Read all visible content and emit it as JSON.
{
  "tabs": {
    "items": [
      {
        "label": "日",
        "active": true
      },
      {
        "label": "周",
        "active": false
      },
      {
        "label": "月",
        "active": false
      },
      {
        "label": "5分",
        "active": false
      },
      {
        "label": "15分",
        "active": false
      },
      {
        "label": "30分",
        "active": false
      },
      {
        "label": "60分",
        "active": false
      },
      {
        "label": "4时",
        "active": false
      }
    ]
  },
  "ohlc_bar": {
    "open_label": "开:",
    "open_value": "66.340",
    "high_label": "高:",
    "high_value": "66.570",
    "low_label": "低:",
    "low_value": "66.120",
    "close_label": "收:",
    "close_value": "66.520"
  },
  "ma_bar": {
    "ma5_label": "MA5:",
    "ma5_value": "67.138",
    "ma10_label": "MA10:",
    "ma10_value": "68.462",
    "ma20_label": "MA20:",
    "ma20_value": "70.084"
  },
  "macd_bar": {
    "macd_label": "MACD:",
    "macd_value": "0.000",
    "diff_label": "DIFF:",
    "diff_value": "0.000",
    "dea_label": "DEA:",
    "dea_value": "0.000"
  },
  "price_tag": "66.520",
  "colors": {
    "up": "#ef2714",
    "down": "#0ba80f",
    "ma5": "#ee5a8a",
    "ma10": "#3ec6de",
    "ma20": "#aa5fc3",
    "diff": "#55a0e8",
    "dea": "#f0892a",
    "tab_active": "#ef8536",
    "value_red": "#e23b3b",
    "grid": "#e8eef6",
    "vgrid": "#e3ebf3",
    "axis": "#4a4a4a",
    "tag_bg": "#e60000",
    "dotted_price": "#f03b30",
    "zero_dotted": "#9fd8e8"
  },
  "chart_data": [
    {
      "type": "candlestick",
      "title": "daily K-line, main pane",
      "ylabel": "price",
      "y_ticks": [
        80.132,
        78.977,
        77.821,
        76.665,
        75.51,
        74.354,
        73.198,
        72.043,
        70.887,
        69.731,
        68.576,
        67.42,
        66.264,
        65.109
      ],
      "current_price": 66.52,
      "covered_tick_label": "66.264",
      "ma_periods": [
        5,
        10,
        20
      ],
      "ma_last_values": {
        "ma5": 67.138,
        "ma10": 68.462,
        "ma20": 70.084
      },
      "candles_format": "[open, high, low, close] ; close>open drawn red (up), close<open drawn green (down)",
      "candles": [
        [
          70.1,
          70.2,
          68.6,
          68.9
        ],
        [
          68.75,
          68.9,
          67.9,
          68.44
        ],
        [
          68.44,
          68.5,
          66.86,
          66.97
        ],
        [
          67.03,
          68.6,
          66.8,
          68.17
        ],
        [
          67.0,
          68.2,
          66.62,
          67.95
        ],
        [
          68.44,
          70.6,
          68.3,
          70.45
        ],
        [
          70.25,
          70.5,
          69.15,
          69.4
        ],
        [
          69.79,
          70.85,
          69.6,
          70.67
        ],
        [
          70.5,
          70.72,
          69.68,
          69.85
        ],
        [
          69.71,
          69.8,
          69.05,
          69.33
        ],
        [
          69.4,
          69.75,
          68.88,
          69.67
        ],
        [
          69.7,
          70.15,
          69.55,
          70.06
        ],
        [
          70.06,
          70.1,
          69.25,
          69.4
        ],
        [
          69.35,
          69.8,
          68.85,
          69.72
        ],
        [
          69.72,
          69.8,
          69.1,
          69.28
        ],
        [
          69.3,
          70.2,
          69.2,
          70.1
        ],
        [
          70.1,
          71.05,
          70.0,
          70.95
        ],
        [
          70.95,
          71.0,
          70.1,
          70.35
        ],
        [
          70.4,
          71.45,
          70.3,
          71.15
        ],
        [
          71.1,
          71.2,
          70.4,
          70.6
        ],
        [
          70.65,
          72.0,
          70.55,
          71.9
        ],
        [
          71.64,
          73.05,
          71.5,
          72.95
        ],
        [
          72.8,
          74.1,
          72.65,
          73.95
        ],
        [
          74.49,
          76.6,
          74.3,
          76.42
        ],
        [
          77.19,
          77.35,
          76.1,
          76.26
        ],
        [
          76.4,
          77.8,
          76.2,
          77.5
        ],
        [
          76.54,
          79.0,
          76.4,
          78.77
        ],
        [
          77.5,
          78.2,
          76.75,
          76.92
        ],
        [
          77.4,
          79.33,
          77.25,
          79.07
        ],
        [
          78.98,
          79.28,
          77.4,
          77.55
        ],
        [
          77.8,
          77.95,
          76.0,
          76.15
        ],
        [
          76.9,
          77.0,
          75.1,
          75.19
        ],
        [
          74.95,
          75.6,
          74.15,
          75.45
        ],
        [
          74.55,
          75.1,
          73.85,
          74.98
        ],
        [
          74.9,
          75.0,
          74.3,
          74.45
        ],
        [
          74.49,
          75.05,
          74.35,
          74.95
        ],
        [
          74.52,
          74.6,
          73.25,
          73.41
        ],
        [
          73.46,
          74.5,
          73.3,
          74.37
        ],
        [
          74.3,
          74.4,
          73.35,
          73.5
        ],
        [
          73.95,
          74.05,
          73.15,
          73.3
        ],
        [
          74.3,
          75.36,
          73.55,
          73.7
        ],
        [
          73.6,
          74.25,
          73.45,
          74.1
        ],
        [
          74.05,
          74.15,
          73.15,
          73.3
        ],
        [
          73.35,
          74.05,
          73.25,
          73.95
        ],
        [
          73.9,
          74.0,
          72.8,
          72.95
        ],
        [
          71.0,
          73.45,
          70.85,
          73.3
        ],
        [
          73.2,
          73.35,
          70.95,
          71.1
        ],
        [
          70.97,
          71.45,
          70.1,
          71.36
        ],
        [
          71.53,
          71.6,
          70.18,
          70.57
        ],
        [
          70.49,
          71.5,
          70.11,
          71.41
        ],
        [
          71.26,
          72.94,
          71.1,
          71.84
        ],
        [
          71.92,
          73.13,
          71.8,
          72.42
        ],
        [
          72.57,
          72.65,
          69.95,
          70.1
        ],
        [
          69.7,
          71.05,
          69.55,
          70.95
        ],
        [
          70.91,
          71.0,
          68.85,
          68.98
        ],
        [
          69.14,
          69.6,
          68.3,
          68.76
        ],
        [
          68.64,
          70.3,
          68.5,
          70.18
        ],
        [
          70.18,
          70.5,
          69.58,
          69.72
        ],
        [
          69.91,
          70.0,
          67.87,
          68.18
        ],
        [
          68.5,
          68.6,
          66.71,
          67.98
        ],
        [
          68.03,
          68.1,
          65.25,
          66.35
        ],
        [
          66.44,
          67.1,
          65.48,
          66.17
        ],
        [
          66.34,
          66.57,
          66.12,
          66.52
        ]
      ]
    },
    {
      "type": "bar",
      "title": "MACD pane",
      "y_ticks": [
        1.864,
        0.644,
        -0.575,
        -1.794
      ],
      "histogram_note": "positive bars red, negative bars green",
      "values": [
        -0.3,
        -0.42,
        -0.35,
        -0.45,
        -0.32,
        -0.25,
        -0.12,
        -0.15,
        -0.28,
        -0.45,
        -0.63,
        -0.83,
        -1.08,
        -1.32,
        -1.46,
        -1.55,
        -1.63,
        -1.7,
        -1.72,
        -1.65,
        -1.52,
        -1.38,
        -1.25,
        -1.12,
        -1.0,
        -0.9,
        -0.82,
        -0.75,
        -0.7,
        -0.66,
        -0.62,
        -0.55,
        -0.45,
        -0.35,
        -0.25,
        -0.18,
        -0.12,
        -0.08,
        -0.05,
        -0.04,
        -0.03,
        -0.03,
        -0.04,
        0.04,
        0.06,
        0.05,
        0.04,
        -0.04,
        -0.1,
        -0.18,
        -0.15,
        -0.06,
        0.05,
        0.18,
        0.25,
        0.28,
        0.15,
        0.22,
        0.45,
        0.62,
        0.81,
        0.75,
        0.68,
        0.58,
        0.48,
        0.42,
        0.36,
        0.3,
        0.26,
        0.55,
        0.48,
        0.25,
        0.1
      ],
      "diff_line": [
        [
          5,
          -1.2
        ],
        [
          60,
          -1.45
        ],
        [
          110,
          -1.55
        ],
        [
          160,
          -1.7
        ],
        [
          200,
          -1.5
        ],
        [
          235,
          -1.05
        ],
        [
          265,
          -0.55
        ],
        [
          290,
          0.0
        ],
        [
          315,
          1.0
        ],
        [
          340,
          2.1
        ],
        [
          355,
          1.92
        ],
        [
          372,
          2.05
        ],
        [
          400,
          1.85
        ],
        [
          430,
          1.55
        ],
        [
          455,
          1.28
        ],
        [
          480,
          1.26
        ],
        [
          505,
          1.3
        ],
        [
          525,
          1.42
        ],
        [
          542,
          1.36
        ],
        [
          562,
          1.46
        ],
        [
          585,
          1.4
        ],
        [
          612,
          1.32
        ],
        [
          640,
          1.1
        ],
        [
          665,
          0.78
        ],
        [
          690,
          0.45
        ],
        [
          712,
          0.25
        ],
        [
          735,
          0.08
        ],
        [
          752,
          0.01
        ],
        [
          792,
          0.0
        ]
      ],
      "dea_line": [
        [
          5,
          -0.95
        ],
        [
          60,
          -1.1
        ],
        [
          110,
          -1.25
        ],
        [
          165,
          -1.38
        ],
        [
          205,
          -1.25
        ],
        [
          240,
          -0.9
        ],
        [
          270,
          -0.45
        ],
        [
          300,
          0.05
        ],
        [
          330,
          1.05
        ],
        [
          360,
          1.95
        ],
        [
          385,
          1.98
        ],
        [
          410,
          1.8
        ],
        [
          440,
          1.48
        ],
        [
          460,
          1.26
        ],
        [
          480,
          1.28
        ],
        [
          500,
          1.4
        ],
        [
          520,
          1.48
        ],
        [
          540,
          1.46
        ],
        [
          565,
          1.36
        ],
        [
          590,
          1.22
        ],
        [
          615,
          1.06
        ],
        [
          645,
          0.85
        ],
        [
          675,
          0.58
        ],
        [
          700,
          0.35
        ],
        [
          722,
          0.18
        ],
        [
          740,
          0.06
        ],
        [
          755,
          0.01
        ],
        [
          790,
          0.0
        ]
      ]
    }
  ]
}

******

The word "down" appears in how many lines of the data? Answer with only the number.

**THE RESPONSE**
2